Provided entries:
..............................
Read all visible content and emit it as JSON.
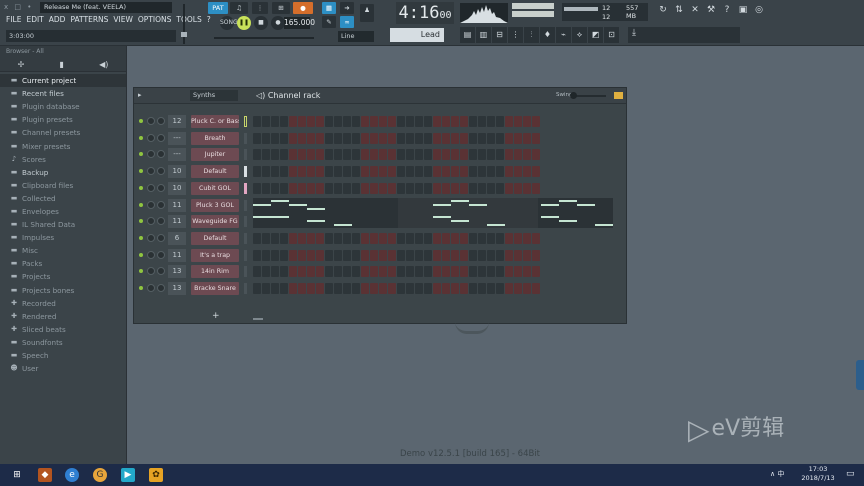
{
  "topbar": {
    "window_controls": "x □ •",
    "song_title": "Release Me (feat. VEELA)",
    "menu": [
      "FILE",
      "EDIT",
      "ADD",
      "PATTERNS",
      "VIEW",
      "OPTIONS",
      "TOOLS",
      "?"
    ],
    "song_time": "3:03:00",
    "pat_label": "PAT",
    "song_label": "SONG",
    "tempo": "165.000",
    "snap_line": "Line",
    "clock_main": "4:16",
    "clock_sub": "00",
    "lead_label": "Lead",
    "cpu_number": "12",
    "memory": "557 MB",
    "voices": "12",
    "icons": [
      "undo-icon",
      "mixer-icon",
      "plugin-icon",
      "wrench-icon",
      "help-icon",
      "save-icon",
      "chat-icon"
    ]
  },
  "browser": {
    "header": "Browser - All",
    "items": [
      {
        "label": "Current project",
        "icon": "folder",
        "state": "active"
      },
      {
        "label": "Recent files",
        "icon": "folder",
        "state": "bright"
      },
      {
        "label": "Plugin database",
        "icon": "folder",
        "state": ""
      },
      {
        "label": "Plugin presets",
        "icon": "folder",
        "state": ""
      },
      {
        "label": "Channel presets",
        "icon": "folder",
        "state": ""
      },
      {
        "label": "Mixer presets",
        "icon": "folder",
        "state": ""
      },
      {
        "label": "Scores",
        "icon": "music",
        "state": ""
      },
      {
        "label": "Backup",
        "icon": "folder",
        "state": "bright"
      },
      {
        "label": "Clipboard files",
        "icon": "folder",
        "state": ""
      },
      {
        "label": "Collected",
        "icon": "folder",
        "state": ""
      },
      {
        "label": "Envelopes",
        "icon": "folder",
        "state": ""
      },
      {
        "label": "IL Shared Data",
        "icon": "folder",
        "state": ""
      },
      {
        "label": "Impulses",
        "icon": "folder",
        "state": ""
      },
      {
        "label": "Misc",
        "icon": "folder",
        "state": ""
      },
      {
        "label": "Packs",
        "icon": "folder",
        "state": ""
      },
      {
        "label": "Projects",
        "icon": "folder",
        "state": ""
      },
      {
        "label": "Projects bones",
        "icon": "folder",
        "state": ""
      },
      {
        "label": "Recorded",
        "icon": "plus",
        "state": ""
      },
      {
        "label": "Rendered",
        "icon": "plus",
        "state": ""
      },
      {
        "label": "Sliced beats",
        "icon": "plus",
        "state": ""
      },
      {
        "label": "Soundfonts",
        "icon": "folder",
        "state": ""
      },
      {
        "label": "Speech",
        "icon": "folder",
        "state": ""
      },
      {
        "label": "User",
        "icon": "user",
        "state": ""
      }
    ]
  },
  "rack": {
    "filter": "Synths",
    "title": "Channel rack",
    "swing_label": "Swing",
    "add_label": "+",
    "channels": [
      {
        "mixer": "12",
        "name": "Pluck C. or Bass",
        "steps": [
          1,
          1,
          1,
          0,
          1,
          1,
          1,
          0,
          1,
          1,
          1,
          0,
          1,
          1,
          1,
          0,
          1,
          1,
          1,
          0,
          1,
          1,
          1,
          0,
          1,
          1,
          1,
          0,
          1,
          1,
          1,
          0
        ]
      },
      {
        "mixer": "---",
        "name": "Breath",
        "steps": [
          1,
          1,
          1,
          0,
          1,
          1,
          1,
          0,
          1,
          1,
          1,
          0,
          1,
          1,
          1,
          0,
          1,
          1,
          1,
          0,
          1,
          1,
          1,
          0,
          1,
          1,
          1,
          0,
          1,
          1,
          1,
          0
        ]
      },
      {
        "mixer": "---",
        "name": "Jupiter",
        "steps": [
          1,
          1,
          1,
          0,
          1,
          1,
          1,
          0,
          1,
          1,
          1,
          0,
          1,
          1,
          1,
          0,
          1,
          1,
          1,
          0,
          1,
          1,
          1,
          0,
          1,
          1,
          1,
          0,
          1,
          1,
          1,
          0
        ]
      },
      {
        "mixer": "10",
        "name": "Default",
        "steps": [
          1,
          1,
          1,
          0,
          1,
          1,
          1,
          0,
          1,
          1,
          1,
          0,
          1,
          1,
          1,
          0,
          1,
          1,
          1,
          0,
          1,
          1,
          1,
          0,
          1,
          1,
          1,
          0,
          1,
          1,
          1,
          0
        ]
      },
      {
        "mixer": "10",
        "name": "Cubit GOL",
        "steps": [
          1,
          1,
          1,
          0,
          1,
          1,
          1,
          0,
          1,
          1,
          1,
          0,
          1,
          1,
          1,
          0,
          1,
          1,
          1,
          0,
          1,
          1,
          1,
          0,
          1,
          1,
          1,
          0,
          1,
          1,
          1,
          0
        ]
      },
      {
        "mixer": "11",
        "name": "Pluck 3 GOL",
        "steps": null
      },
      {
        "mixer": "11",
        "name": "Waveguide FG",
        "steps": null
      },
      {
        "mixer": "6",
        "name": "Default",
        "steps": [
          1,
          1,
          1,
          0,
          1,
          1,
          1,
          0,
          1,
          1,
          1,
          0,
          1,
          1,
          1,
          0,
          1,
          1,
          1,
          0,
          1,
          1,
          1,
          0,
          1,
          1,
          1,
          0,
          1,
          1,
          1,
          0
        ]
      },
      {
        "mixer": "11",
        "name": "It's a trap",
        "steps": [
          1,
          1,
          1,
          0,
          1,
          1,
          1,
          0,
          1,
          1,
          1,
          0,
          1,
          1,
          1,
          0,
          1,
          1,
          1,
          0,
          1,
          1,
          1,
          0,
          1,
          1,
          1,
          0,
          1,
          1,
          1,
          0
        ]
      },
      {
        "mixer": "13",
        "name": "14in Rim",
        "steps": [
          1,
          1,
          1,
          0,
          1,
          1,
          1,
          0,
          1,
          1,
          1,
          0,
          1,
          1,
          1,
          0,
          1,
          1,
          1,
          0,
          1,
          1,
          1,
          0,
          1,
          1,
          1,
          0,
          1,
          1,
          1,
          0
        ]
      },
      {
        "mixer": "13",
        "name": "Bracke Snare",
        "steps": [
          1,
          1,
          1,
          0,
          1,
          1,
          1,
          0,
          1,
          1,
          1,
          0,
          1,
          1,
          1,
          0,
          1,
          1,
          1,
          0,
          1,
          1,
          1,
          0,
          1,
          1,
          1,
          0,
          1,
          1,
          1,
          0
        ]
      }
    ],
    "roll_notes": [
      {
        "start": 0,
        "len": 2,
        "lane": 1
      },
      {
        "start": 2,
        "len": 2,
        "lane": 0
      },
      {
        "start": 4,
        "len": 2,
        "lane": 1
      },
      {
        "start": 6,
        "len": 2,
        "lane": 2
      },
      {
        "start": 0,
        "len": 2,
        "lane": 4
      },
      {
        "start": 2,
        "len": 2,
        "lane": 4
      },
      {
        "start": 6,
        "len": 2,
        "lane": 5
      },
      {
        "start": 9,
        "len": 2,
        "lane": 6
      },
      {
        "start": 20,
        "len": 2,
        "lane": 1
      },
      {
        "start": 22,
        "len": 2,
        "lane": 0
      },
      {
        "start": 24,
        "len": 2,
        "lane": 1
      },
      {
        "start": 20,
        "len": 2,
        "lane": 4
      },
      {
        "start": 22,
        "len": 2,
        "lane": 5
      },
      {
        "start": 26,
        "len": 2,
        "lane": 6
      },
      {
        "start": 32,
        "len": 2,
        "lane": 1
      },
      {
        "start": 34,
        "len": 2,
        "lane": 0
      },
      {
        "start": 36,
        "len": 2,
        "lane": 1
      },
      {
        "start": 32,
        "len": 2,
        "lane": 4
      },
      {
        "start": 34,
        "len": 2,
        "lane": 5
      },
      {
        "start": 38,
        "len": 2,
        "lane": 6
      }
    ]
  },
  "status": {
    "version": "Demo v12.5.1 [build 165] - 64Bit"
  },
  "watermark": {
    "text": "eV剪辑"
  },
  "taskbar": {
    "tray_chars": "∧ 中",
    "time": "17:03",
    "date": "2018/7/13"
  },
  "colors": {
    "accent_blue": "#2d8fc4",
    "accent_orange": "#d56e2b",
    "step_red": "#5a3234",
    "channel_name_bg": "#6d4a52"
  }
}
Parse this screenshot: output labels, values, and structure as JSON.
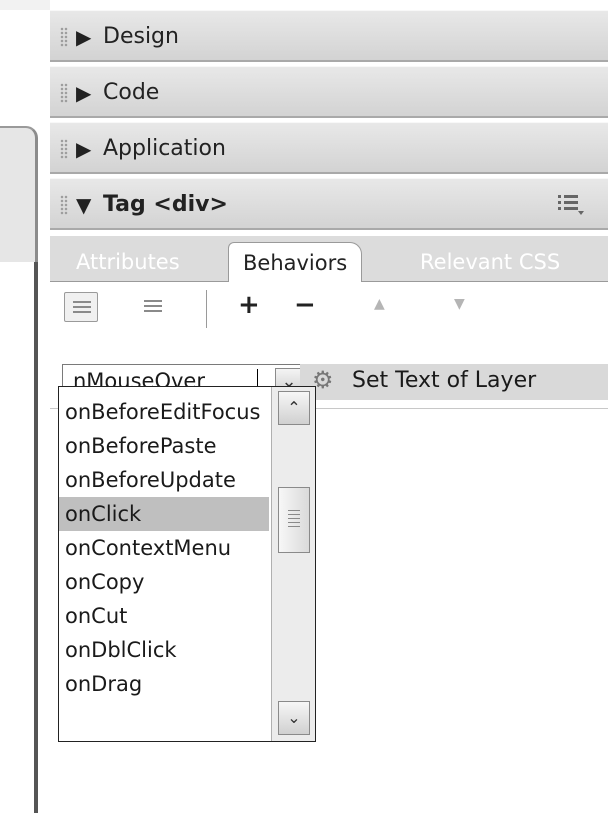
{
  "panels": [
    {
      "label": "Design",
      "arrow": "▶"
    },
    {
      "label": "Code",
      "arrow": "▶"
    },
    {
      "label": "Application",
      "arrow": "▶"
    },
    {
      "label": "Tag <div>",
      "arrow": "▼"
    }
  ],
  "tabs": {
    "attributes": "Attributes",
    "behaviors": "Behaviors",
    "relevant_css": "Relevant CSS",
    "active": "Behaviors"
  },
  "toolbar": {
    "add_symbol": "+",
    "remove_symbol": "−",
    "up_symbol": "▲",
    "down_symbol": "▼"
  },
  "behavior": {
    "event_value": "nMouseOver",
    "action": "Set Text of Layer"
  },
  "event_options": [
    "onBeforeEditFocus",
    "onBeforePaste",
    "onBeforeUpdate",
    "onClick",
    "onContextMenu",
    "onCopy",
    "onCut",
    "onDblClick",
    "onDrag"
  ],
  "selected_option": "onClick",
  "icons": {
    "panel_options": "panel-options-icon",
    "show_set_events": "show-set-events-icon",
    "show_all_events": "show-all-events-icon",
    "action": "gear-icon"
  },
  "colors": {
    "header": "#d9d9d9",
    "selected": "#bfbfbf",
    "action_cell": "#d9d9d9"
  }
}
..............................
Problem to work on:
Omit all pictures and write out, exactly, only the lines from the line containing "Parse this screenshot: output" through the last line of the entries above.

Solved exercise:
Parse this screenshot: output labels, values, and structure as JSON.
{
  "panels": [
    {
      "label": "Design",
      "arrow": "▶"
    },
    {
      "label": "Code",
      "arrow": "▶"
    },
    {
      "label": "Application",
      "arrow": "▶"
    },
    {
      "label": "Tag <div>",
      "arrow": "▼"
    }
  ],
  "tabs": {
    "attributes": "Attributes",
    "behaviors": "Behaviors",
    "relevant_css": "Relevant CSS",
    "active": "Behaviors"
  },
  "toolbar": {
    "add_symbol": "+",
    "remove_symbol": "−",
    "up_symbol": "▲",
    "down_symbol": "▼"
  },
  "behavior": {
    "event_value": "nMouseOver",
    "action": "Set Text of Layer"
  },
  "event_options": [
    "onBeforeEditFocus",
    "onBeforePaste",
    "onBeforeUpdate",
    "onClick",
    "onContextMenu",
    "onCopy",
    "onCut",
    "onDblClick",
    "onDrag"
  ],
  "selected_option": "onClick",
  "icons": {
    "panel_options": "panel-options-icon",
    "show_set_events": "show-set-events-icon",
    "show_all_events": "show-all-events-icon",
    "action": "gear-icon"
  },
  "colors": {
    "header": "#d9d9d9",
    "selected": "#bfbfbf",
    "action_cell": "#d9d9d9"
  }
}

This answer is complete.